- SHORT PROBLEM
Write out all entries word for word.

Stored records
= = = = = = =
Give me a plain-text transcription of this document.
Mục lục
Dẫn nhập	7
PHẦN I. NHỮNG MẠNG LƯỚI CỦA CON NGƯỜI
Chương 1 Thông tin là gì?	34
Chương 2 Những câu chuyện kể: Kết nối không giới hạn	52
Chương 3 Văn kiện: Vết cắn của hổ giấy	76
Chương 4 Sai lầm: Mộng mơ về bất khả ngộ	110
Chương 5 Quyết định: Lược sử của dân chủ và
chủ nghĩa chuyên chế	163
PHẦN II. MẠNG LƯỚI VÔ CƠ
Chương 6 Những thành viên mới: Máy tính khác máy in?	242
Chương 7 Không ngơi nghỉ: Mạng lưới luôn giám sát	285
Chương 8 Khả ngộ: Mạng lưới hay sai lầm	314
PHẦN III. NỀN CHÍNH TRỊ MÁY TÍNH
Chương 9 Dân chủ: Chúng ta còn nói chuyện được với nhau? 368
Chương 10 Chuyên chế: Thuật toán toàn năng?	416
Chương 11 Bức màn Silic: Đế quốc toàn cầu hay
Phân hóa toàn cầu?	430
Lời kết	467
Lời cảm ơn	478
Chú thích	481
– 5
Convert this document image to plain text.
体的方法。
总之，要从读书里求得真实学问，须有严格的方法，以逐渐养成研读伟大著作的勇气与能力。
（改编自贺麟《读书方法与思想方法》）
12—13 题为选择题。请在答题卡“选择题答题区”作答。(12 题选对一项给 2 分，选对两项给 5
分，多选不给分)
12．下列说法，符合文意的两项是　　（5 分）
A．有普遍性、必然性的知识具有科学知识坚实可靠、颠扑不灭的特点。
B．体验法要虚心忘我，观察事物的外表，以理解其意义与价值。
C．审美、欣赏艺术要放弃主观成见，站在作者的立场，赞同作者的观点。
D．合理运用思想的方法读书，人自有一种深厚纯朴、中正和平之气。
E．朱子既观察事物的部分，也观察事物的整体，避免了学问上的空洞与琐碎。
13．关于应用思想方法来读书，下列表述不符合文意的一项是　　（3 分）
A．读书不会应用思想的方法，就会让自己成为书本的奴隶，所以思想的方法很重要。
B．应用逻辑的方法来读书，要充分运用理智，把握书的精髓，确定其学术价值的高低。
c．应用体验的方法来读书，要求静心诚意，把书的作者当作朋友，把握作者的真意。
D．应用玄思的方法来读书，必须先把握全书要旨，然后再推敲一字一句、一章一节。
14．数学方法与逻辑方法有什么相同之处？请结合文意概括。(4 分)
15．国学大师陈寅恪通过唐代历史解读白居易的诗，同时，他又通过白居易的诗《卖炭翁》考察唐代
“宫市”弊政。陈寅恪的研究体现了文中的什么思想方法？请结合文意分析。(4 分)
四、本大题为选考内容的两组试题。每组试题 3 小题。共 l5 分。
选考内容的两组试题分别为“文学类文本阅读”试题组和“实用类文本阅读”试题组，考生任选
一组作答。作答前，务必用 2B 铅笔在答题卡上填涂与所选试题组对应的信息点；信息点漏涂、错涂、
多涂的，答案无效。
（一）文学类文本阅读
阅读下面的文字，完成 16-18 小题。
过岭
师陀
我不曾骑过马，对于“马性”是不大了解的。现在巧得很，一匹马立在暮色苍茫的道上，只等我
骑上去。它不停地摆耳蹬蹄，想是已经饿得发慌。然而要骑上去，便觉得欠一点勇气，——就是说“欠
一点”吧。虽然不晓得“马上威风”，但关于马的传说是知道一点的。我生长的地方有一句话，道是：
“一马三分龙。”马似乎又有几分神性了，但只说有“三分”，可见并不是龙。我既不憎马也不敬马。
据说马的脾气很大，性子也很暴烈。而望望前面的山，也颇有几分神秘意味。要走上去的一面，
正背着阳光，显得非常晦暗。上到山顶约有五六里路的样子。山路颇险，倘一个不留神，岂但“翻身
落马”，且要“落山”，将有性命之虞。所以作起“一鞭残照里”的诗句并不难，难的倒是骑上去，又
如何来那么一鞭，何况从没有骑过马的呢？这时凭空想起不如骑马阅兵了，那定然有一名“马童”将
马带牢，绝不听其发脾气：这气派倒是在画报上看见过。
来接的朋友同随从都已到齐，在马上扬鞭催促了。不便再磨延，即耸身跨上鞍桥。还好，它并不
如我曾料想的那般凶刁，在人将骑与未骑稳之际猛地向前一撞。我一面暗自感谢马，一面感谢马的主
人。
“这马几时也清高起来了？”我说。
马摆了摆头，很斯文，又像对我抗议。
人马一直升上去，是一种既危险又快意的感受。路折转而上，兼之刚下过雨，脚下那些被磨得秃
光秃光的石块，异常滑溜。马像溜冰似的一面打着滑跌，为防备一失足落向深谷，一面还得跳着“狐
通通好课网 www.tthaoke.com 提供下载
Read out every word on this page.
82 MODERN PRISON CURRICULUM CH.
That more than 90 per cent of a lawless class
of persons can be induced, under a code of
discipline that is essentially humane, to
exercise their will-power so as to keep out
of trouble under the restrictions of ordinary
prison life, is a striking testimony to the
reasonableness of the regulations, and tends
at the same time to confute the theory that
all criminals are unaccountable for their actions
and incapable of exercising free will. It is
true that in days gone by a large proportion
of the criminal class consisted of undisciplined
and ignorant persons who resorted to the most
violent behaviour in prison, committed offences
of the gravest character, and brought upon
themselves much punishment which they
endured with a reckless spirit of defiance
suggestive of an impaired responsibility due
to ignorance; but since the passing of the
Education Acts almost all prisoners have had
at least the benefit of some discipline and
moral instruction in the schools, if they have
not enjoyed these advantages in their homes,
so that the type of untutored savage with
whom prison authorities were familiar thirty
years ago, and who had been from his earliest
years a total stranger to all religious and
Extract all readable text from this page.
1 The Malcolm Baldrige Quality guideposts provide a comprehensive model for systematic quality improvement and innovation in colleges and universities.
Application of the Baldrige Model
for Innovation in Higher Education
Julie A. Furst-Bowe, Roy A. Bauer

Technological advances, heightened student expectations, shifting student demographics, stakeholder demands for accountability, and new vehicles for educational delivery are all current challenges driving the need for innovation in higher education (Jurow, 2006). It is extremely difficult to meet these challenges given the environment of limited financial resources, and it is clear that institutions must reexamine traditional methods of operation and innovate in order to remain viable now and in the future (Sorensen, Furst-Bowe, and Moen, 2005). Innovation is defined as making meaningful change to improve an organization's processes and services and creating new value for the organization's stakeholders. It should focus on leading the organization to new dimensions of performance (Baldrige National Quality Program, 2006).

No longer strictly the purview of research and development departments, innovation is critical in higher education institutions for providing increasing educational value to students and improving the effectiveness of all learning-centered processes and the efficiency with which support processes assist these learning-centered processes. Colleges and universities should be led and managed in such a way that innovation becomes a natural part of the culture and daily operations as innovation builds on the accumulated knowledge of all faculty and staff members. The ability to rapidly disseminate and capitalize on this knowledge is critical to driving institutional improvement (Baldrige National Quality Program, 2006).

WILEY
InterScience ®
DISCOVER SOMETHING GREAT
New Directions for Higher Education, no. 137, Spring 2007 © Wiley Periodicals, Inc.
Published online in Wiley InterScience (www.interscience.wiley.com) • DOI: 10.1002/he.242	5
= = = = = = =
- COMPLETE ANSWER
Give me a plain-text transcription of this document.
Mục lục
Dẫn nhập	7
PHẦN I. NHỮNG MẠNG LƯỚI CỦA CON NGƯỜI
Chương 1 Thông tin là gì?	34
Chương 2 Những câu chuyện kể: Kết nối không giới hạn	52
Chương 3 Văn kiện: Vết cắn của hổ giấy	76
Chương 4 Sai lầm: Mộng mơ về bất khả ngộ	110
Chương 5 Quyết định: Lược sử của dân chủ và
chủ nghĩa chuyên chế	163
PHẦN II. MẠNG LƯỚI VÔ CƠ
Chương 6 Những thành viên mới: Máy tính khác máy in?	242
Chương 7 Không ngơi nghỉ: Mạng lưới luôn giám sát	285
Chương 8 Khả ngộ: Mạng lưới hay sai lầm	314
PHẦN III. NỀN CHÍNH TRỊ MÁY TÍNH
Chương 9 Dân chủ: Chúng ta còn nói chuyện được với nhau? 368
Chương 10 Chuyên chế: Thuật toán toàn năng?	416
Chương 11 Bức màn Silic: Đế quốc toàn cầu hay
Phân hóa toàn cầu?	430
Lời kết	467
Lời cảm ơn	478
Chú thích	481
– 5
Convert this document image to plain text.
体的方法。
总之，要从读书里求得真实学问，须有严格的方法，以逐渐养成研读伟大著作的勇气与能力。
（改编自贺麟《读书方法与思想方法》）
12—13 题为选择题。请在答题卡“选择题答题区”作答。(12 题选对一项给 2 分，选对两项给 5
分，多选不给分)
12．下列说法，符合文意的两项是　　（5 分）
A．有普遍性、必然性的知识具有科学知识坚实可靠、颠扑不灭的特点。
B．体验法要虚心忘我，观察事物的外表，以理解其意义与价值。
C．审美、欣赏艺术要放弃主观成见，站在作者的立场，赞同作者的观点。
D．合理运用思想的方法读书，人自有一种深厚纯朴、中正和平之气。
E．朱子既观察事物的部分，也观察事物的整体，避免了学问上的空洞与琐碎。
13．关于应用思想方法来读书，下列表述不符合文意的一项是　　（3 分）
A．读书不会应用思想的方法，就会让自己成为书本的奴隶，所以思想的方法很重要。
B．应用逻辑的方法来读书，要充分运用理智，把握书的精髓，确定其学术价值的高低。
c．应用体验的方法来读书，要求静心诚意，把书的作者当作朋友，把握作者的真意。
D．应用玄思的方法来读书，必须先把握全书要旨，然后再推敲一字一句、一章一节。
14．数学方法与逻辑方法有什么相同之处？请结合文意概括。(4 分)
15．国学大师陈寅恪通过唐代历史解读白居易的诗，同时，他又通过白居易的诗《卖炭翁》考察唐代
“宫市”弊政。陈寅恪的研究体现了文中的什么思想方法？请结合文意分析。(4 分)
四、本大题为选考内容的两组试题。每组试题 3 小题。共 l5 分。
选考内容的两组试题分别为“文学类文本阅读”试题组和“实用类文本阅读”试题组，考生任选
一组作答。作答前，务必用 2B 铅笔在答题卡上填涂与所选试题组对应的信息点；信息点漏涂、错涂、
多涂的，答案无效。
（一）文学类文本阅读
阅读下面的文字，完成 16-18 小题。
过岭
师陀
我不曾骑过马，对于“马性”是不大了解的。现在巧得很，一匹马立在暮色苍茫的道上，只等我
骑上去。它不停地摆耳蹬蹄，想是已经饿得发慌。然而要骑上去，便觉得欠一点勇气，——就是说“欠
一点”吧。虽然不晓得“马上威风”，但关于马的传说是知道一点的。我生长的地方有一句话，道是：
“一马三分龙。”马似乎又有几分神性了，但只说有“三分”，可见并不是龙。我既不憎马也不敬马。
据说马的脾气很大，性子也很暴烈。而望望前面的山，也颇有几分神秘意味。要走上去的一面，
正背着阳光，显得非常晦暗。上到山顶约有五六里路的样子。山路颇险，倘一个不留神，岂但“翻身
落马”，且要“落山”，将有性命之虞。所以作起“一鞭残照里”的诗句并不难，难的倒是骑上去，又
如何来那么一鞭，何况从没有骑过马的呢？这时凭空想起不如骑马阅兵了，那定然有一名“马童”将
马带牢，绝不听其发脾气：这气派倒是在画报上看见过。
来接的朋友同随从都已到齐，在马上扬鞭催促了。不便再磨延，即耸身跨上鞍桥。还好，它并不
如我曾料想的那般凶刁，在人将骑与未骑稳之际猛地向前一撞。我一面暗自感谢马，一面感谢马的主
人。
“这马几时也清高起来了？”我说。
马摆了摆头，很斯文，又像对我抗议。
人马一直升上去，是一种既危险又快意的感受。路折转而上，兼之刚下过雨，脚下那些被磨得秃
光秃光的石块，异常滑溜。马像溜冰似的一面打着滑跌，为防备一失足落向深谷，一面还得跳着“狐
通通好课网 www.tthaoke.com 提供下载
Read out every word on this page.
82 MODERN PRISON CURRICULUM CH.
That more than 90 per cent of a lawless class
of persons can be induced, under a code of
discipline that is essentially humane, to
exercise their will-power so as to keep out
of trouble under the restrictions of ordinary
prison life, is a striking testimony to the
reasonableness of the regulations, and tends
at the same time to confute the theory that
all criminals are unaccountable for their actions
and incapable of exercising free will. It is
true that in days gone by a large proportion
of the criminal class consisted of undisciplined
and ignorant persons who resorted to the most
violent behaviour in prison, committed offences
of the gravest character, and brought upon
themselves much punishment which they
endured with a reckless spirit of defiance
suggestive of an impaired responsibility due
to ignorance; but since the passing of the
Education Acts almost all prisoners have had
at least the benefit of some discipline and
moral instruction in the schools, if they have
not enjoyed these advantages in their homes,
so that the type of untutored savage with
whom prison authorities were familiar thirty
years ago, and who had been from his earliest
years a total stranger to all religious and
Extract all readable text from this page.
1 The Malcolm Baldrige Quality guideposts provide a comprehensive model for systematic quality improvement and innovation in colleges and universities.
Application of the Baldrige Model
for Innovation in Higher Education
Julie A. Furst-Bowe, Roy A. Bauer

Technological advances, heightened student expectations, shifting student demographics, stakeholder demands for accountability, and new vehicles for educational delivery are all current challenges driving the need for innovation in higher education (Jurow, 2006). It is extremely difficult to meet these challenges given the environment of limited financial resources, and it is clear that institutions must reexamine traditional methods of operation and innovate in order to remain viable now and in the future (Sorensen, Furst-Bowe, and Moen, 2005). Innovation is defined as making meaningful change to improve an organization's processes and services and creating new value for the organization's stakeholders. It should focus on leading the organization to new dimensions of performance (Baldrige National Quality Program, 2006).

No longer strictly the purview of research and development departments, innovation is critical in higher education institutions for providing increasing educational value to students and improving the effectiveness of all learning-centered processes and the efficiency with which support processes assist these learning-centered processes. Colleges and universities should be led and managed in such a way that innovation becomes a natural part of the culture and daily operations as innovation builds on the accumulated knowledge of all faculty and staff members. The ability to rapidly disseminate and capitalize on this knowledge is critical to driving institutional improvement (Baldrige National Quality Program, 2006).

WILEY
InterScience ®
DISCOVER SOMETHING GREAT
New Directions for Higher Education, no. 137, Spring 2007 © Wiley Periodicals, Inc.
Published online in Wiley InterScience (www.interscience.wiley.com) • DOI: 10.1002/he.242	5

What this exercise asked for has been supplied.